• **What is asked**: Each record must be reproduced exactly as it is shown.
# # # # # # #
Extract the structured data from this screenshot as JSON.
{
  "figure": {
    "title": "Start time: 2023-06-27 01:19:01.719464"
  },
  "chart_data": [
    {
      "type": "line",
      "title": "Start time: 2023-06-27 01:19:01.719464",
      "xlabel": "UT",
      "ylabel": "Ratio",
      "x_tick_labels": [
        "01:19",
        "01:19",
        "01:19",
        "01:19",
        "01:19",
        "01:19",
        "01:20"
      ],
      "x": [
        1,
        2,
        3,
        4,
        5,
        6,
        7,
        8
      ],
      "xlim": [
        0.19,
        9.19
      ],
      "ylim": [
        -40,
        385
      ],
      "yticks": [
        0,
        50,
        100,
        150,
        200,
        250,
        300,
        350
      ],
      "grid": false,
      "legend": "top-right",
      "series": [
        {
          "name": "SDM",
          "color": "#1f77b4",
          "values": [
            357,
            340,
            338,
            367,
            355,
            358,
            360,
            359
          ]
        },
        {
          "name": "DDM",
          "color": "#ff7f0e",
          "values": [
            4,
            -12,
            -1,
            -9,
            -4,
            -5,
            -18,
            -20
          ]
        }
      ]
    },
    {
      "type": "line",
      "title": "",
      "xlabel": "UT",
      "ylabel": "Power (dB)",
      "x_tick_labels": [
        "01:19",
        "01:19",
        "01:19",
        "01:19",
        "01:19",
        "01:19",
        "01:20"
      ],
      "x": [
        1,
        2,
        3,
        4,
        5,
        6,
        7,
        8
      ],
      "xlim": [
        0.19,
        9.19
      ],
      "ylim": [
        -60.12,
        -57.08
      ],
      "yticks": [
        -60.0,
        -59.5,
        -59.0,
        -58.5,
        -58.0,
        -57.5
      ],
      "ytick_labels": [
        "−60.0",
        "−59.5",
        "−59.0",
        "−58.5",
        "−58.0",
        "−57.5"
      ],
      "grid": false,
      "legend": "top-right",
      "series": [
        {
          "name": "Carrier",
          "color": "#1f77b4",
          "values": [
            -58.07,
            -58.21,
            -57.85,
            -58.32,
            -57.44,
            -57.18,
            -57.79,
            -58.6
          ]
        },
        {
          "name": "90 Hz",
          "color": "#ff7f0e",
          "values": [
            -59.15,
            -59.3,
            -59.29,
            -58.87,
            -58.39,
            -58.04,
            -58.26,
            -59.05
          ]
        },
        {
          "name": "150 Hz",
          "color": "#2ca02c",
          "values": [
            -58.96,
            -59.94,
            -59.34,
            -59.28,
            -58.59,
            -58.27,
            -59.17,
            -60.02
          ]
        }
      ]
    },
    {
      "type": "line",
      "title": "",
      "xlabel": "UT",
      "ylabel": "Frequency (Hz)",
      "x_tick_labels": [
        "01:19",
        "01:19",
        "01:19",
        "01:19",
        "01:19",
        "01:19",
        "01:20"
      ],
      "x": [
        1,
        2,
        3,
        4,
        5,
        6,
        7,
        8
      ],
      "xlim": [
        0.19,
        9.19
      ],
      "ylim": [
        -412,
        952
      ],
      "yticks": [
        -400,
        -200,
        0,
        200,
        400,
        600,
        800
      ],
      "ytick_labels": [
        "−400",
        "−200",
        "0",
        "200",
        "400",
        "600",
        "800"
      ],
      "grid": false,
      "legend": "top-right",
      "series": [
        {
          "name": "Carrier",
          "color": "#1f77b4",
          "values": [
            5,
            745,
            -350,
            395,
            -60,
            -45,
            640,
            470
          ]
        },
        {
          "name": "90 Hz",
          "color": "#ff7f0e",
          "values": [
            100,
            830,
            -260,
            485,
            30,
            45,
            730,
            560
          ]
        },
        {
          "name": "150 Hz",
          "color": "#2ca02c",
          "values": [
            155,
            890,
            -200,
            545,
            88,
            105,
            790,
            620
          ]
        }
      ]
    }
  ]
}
# # # # # # #
• **Written solution**:
Extract the structured data from this screenshot as JSON.
{
  "figure": {
    "title": "Start time: 2023-06-27 01:19:01.719464"
  },
  "chart_data": [
    {
      "type": "line",
      "title": "Start time: 2023-06-27 01:19:01.719464",
      "xlabel": "UT",
      "ylabel": "Ratio",
      "x_tick_labels": [
        "01:19",
        "01:19",
        "01:19",
        "01:19",
        "01:19",
        "01:19",
        "01:20"
      ],
      "x": [
        1,
        2,
        3,
        4,
        5,
        6,
        7,
        8
      ],
      "xlim": [
        0.19,
        9.19
      ],
      "ylim": [
        -40,
        385
      ],
      "yticks": [
        0,
        50,
        100,
        150,
        200,
        250,
        300,
        350
      ],
      "grid": false,
      "legend": "top-right",
      "series": [
        {
          "name": "SDM",
          "color": "#1f77b4",
          "values": [
            357,
            340,
            338,
            367,
            355,
            358,
            360,
            359
          ]
        },
        {
          "name": "DDM",
          "color": "#ff7f0e",
          "values": [
            4,
            -12,
            -1,
            -9,
            -4,
            -5,
            -18,
            -20
          ]
        }
      ]
    },
    {
      "type": "line",
      "title": "",
      "xlabel": "UT",
      "ylabel": "Power (dB)",
      "x_tick_labels": [
        "01:19",
        "01:19",
        "01:19",
        "01:19",
        "01:19",
        "01:19",
        "01:20"
      ],
      "x": [
        1,
        2,
        3,
        4,
        5,
        6,
        7,
        8
      ],
      "xlim": [
        0.19,
        9.19
      ],
      "ylim": [
        -60.12,
        -57.08
      ],
      "yticks": [
        -60.0,
        -59.5,
        -59.0,
        -58.5,
        -58.0,
        -57.5
      ],
      "ytick_labels": [
        "−60.0",
        "−59.5",
        "−59.0",
        "−58.5",
        "−58.0",
        "−57.5"
      ],
      "grid": false,
      "legend": "top-right",
      "series": [
        {
          "name": "Carrier",
          "color": "#1f77b4",
          "values": [
            -58.07,
            -58.21,
            -57.85,
            -58.32,
            -57.44,
            -57.18,
            -57.79,
            -58.6
          ]
        },
        {
          "name": "90 Hz",
          "color": "#ff7f0e",
          "values": [
            -59.15,
            -59.3,
            -59.29,
            -58.87,
            -58.39,
            -58.04,
            -58.26,
            -59.05
          ]
        },
        {
          "name": "150 Hz",
          "color": "#2ca02c",
          "values": [
            -58.96,
            -59.94,
            -59.34,
            -59.28,
            -58.59,
            -58.27,
            -59.17,
            -60.02
          ]
        }
      ]
    },
    {
      "type": "line",
      "title": "",
      "xlabel": "UT",
      "ylabel": "Frequency (Hz)",
      "x_tick_labels": [
        "01:19",
        "01:19",
        "01:19",
        "01:19",
        "01:19",
        "01:19",
        "01:20"
      ],
      "x": [
        1,
        2,
        3,
        4,
        5,
        6,
        7,
        8
      ],
      "xlim": [
        0.19,
        9.19
      ],
      "ylim": [
        -412,
        952
      ],
      "yticks": [
        -400,
        -200,
        0,
        200,
        400,
        600,
        800
      ],
      "ytick_labels": [
        "−400",
        "−200",
        "0",
        "200",
        "400",
        "600",
        "800"
      ],
      "grid": false,
      "legend": "top-right",
      "series": [
        {
          "name": "Carrier",
          "color": "#1f77b4",
          "values": [
            5,
            745,
            -350,
            395,
            -60,
            -45,
            640,
            470
          ]
        },
        {
          "name": "90 Hz",
          "color": "#ff7f0e",
          "values": [
            100,
            830,
            -260,
            485,
            30,
            45,
            730,
            560
          ]
        },
        {
          "name": "150 Hz",
          "color": "#2ca02c",
          "values": [
            155,
            890,
            -200,
            545,
            88,
            105,
            790,
            620
          ]
        }
      ]
    }
  ]
}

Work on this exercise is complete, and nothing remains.